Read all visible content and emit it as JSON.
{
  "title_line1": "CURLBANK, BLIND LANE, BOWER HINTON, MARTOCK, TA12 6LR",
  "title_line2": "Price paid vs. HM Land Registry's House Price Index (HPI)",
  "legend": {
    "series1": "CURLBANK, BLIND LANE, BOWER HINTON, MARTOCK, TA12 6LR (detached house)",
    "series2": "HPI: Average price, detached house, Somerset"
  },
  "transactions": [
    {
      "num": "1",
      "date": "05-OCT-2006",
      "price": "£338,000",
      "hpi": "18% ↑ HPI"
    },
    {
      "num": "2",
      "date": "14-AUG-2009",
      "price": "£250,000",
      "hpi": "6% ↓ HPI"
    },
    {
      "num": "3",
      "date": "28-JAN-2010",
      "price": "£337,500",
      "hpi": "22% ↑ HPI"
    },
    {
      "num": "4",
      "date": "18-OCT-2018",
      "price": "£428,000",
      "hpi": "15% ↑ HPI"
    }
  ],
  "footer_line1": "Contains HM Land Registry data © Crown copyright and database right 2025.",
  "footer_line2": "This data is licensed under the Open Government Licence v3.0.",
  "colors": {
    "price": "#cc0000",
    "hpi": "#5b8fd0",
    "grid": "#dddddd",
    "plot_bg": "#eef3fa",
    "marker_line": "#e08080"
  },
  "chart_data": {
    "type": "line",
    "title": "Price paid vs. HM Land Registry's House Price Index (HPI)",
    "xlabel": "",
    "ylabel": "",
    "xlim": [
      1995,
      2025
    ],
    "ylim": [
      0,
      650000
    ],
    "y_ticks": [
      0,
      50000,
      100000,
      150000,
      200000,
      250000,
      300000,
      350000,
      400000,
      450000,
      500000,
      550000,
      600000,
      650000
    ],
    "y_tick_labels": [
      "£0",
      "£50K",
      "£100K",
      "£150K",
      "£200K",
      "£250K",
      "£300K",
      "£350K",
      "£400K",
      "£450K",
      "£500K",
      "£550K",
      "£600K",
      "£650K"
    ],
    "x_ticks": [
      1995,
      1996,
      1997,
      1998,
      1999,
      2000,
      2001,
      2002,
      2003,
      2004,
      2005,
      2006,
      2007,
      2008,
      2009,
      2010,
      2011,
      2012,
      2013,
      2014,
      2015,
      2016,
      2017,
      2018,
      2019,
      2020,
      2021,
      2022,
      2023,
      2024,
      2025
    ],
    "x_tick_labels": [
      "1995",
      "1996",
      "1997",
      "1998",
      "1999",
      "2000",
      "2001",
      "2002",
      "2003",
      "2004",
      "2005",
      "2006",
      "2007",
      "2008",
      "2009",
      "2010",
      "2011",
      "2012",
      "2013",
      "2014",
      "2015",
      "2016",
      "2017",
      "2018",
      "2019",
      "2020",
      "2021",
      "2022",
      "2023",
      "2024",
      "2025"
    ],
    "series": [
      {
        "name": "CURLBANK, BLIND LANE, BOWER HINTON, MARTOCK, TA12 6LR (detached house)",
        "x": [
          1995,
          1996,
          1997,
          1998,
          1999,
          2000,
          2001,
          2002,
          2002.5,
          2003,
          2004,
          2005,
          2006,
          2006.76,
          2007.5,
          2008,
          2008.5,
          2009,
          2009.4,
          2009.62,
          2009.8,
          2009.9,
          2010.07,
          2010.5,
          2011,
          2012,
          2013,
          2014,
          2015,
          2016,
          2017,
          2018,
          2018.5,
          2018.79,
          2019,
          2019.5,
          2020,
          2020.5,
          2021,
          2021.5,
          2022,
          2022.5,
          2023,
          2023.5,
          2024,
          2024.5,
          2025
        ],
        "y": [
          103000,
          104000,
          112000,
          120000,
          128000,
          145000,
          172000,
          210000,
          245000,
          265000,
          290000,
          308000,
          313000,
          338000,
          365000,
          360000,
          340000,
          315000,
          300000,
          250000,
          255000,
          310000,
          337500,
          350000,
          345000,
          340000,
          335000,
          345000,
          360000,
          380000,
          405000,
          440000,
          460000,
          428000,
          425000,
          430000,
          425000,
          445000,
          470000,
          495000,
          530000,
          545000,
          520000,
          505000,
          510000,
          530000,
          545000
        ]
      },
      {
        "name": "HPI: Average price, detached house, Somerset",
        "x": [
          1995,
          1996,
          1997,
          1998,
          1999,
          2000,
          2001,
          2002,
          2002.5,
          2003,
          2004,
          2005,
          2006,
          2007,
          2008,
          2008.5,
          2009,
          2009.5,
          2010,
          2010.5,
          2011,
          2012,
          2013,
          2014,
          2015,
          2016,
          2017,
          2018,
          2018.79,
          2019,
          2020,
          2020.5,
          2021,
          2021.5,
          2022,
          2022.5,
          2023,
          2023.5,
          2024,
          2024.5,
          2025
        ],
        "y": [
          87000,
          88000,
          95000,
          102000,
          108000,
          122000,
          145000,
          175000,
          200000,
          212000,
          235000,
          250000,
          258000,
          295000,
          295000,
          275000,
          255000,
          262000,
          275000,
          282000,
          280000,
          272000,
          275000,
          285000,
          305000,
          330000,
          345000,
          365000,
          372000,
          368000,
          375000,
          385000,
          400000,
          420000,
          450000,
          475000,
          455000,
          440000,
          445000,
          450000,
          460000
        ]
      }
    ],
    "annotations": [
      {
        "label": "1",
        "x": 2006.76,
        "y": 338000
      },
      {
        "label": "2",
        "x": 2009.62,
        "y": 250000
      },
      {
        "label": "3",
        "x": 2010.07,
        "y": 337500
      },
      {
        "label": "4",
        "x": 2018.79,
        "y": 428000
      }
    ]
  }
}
- - - -
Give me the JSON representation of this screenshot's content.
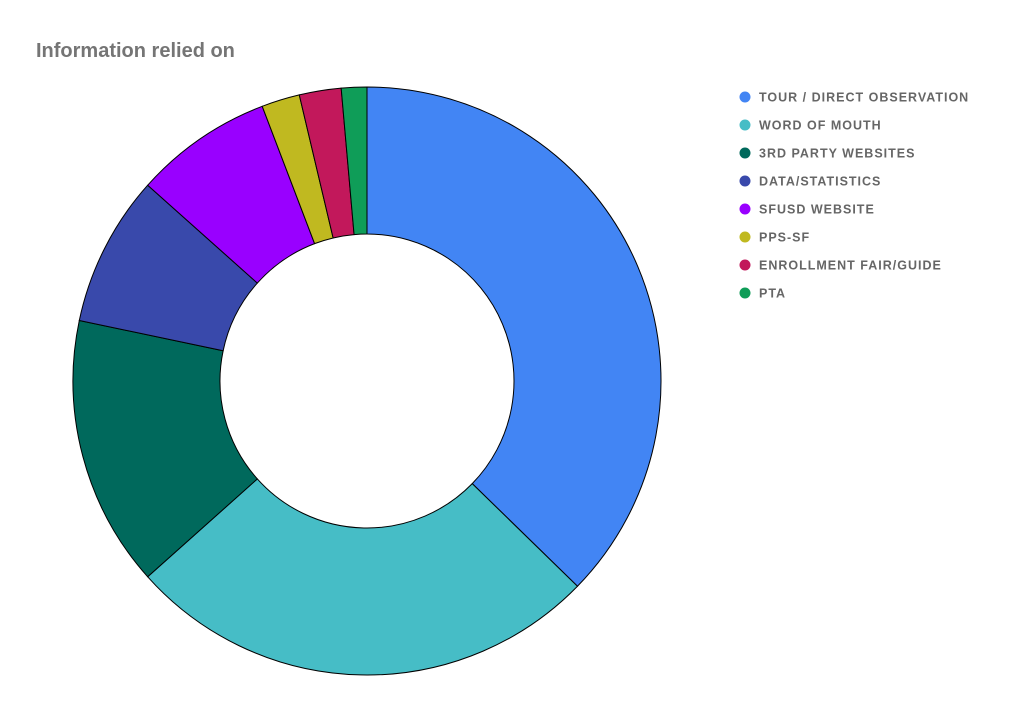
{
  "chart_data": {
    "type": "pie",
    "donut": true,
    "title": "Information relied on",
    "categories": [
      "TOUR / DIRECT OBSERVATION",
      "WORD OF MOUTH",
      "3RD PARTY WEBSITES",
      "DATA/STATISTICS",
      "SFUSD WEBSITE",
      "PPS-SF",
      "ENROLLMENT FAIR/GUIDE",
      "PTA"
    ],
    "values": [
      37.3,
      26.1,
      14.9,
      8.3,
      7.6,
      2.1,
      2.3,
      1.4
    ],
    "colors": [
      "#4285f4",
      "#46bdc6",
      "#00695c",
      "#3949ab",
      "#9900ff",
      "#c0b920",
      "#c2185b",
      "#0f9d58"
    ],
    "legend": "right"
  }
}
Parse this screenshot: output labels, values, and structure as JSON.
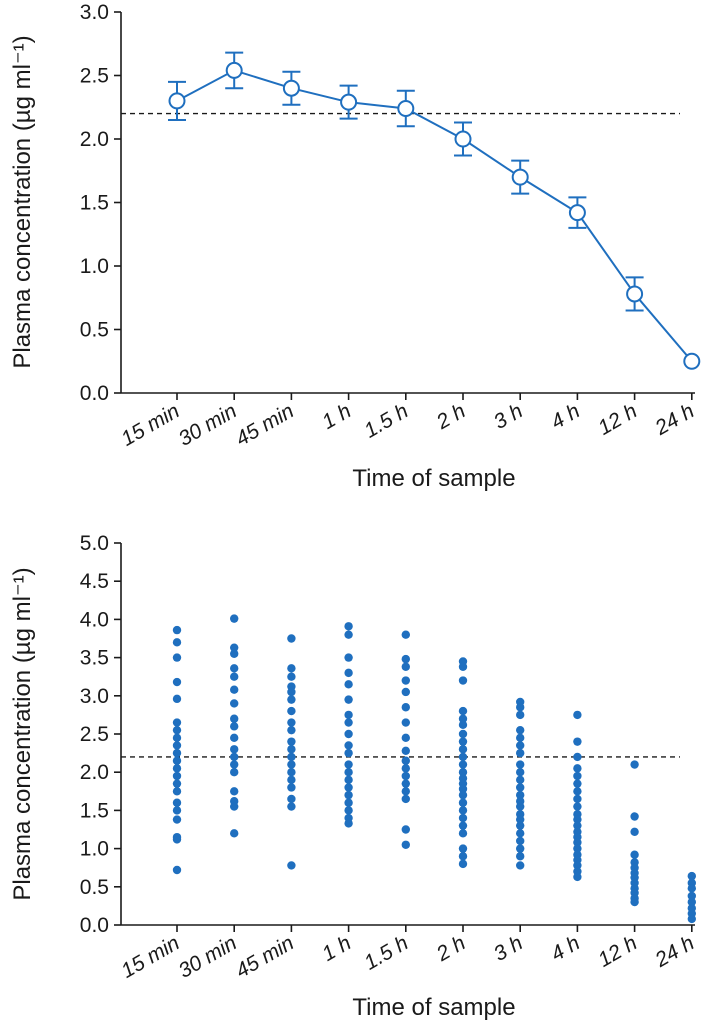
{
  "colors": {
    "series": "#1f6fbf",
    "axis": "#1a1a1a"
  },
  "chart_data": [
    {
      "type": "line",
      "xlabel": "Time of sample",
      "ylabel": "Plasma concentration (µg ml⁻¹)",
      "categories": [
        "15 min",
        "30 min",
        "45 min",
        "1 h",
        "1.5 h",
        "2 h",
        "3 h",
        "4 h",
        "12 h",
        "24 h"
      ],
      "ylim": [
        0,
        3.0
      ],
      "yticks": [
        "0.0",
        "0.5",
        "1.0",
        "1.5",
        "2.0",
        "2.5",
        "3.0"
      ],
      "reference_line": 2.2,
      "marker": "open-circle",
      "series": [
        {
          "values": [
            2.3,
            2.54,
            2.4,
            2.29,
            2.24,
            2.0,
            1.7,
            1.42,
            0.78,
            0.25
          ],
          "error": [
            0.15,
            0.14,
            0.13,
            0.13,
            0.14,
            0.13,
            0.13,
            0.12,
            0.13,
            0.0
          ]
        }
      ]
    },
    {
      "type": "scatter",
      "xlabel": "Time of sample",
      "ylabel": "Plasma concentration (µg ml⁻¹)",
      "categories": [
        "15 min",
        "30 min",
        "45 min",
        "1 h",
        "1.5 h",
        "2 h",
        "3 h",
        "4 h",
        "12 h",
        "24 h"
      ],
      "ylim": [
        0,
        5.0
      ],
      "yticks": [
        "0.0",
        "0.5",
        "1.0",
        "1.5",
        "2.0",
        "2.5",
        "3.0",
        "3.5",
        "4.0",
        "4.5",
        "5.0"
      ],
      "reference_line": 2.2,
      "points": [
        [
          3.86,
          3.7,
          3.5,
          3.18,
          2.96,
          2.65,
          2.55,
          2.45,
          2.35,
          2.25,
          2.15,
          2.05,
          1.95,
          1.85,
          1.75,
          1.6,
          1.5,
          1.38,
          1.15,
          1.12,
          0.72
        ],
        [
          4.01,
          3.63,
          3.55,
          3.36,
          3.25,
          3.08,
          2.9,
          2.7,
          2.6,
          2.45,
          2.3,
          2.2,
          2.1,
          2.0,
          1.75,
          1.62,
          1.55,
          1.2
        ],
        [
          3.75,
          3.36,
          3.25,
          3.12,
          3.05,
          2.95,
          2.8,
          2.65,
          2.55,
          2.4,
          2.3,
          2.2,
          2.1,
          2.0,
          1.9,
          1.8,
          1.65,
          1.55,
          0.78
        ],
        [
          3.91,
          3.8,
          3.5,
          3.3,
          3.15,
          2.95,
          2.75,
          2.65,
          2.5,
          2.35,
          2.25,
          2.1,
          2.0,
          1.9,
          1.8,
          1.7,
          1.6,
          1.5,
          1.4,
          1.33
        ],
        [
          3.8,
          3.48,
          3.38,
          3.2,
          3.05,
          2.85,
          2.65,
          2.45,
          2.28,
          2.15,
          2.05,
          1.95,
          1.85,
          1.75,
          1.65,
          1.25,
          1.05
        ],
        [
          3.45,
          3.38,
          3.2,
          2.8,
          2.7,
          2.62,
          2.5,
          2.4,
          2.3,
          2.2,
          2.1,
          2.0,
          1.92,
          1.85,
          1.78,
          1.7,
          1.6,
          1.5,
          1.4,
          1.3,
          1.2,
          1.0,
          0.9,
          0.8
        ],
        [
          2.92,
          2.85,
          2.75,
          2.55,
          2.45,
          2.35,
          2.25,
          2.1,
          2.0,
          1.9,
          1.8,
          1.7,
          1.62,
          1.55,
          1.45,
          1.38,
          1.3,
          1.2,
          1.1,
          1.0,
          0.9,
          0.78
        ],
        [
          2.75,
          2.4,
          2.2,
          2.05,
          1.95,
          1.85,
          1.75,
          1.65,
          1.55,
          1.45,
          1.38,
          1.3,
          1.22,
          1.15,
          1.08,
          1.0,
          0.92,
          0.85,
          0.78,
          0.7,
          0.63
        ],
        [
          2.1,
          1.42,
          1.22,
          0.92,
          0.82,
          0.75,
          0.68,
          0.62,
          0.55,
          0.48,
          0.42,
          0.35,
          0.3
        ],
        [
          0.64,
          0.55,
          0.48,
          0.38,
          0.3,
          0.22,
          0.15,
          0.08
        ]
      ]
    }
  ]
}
- - - -
● SET TASK:
Using the listing above, show each line holding the string "JSON".

● RESPONSE BELOW:
Read all visible content and emit it as JSON.
Give me the JSON representation of this screenshot's content.
Parse this screenshot: output labels, values, and structure as JSON.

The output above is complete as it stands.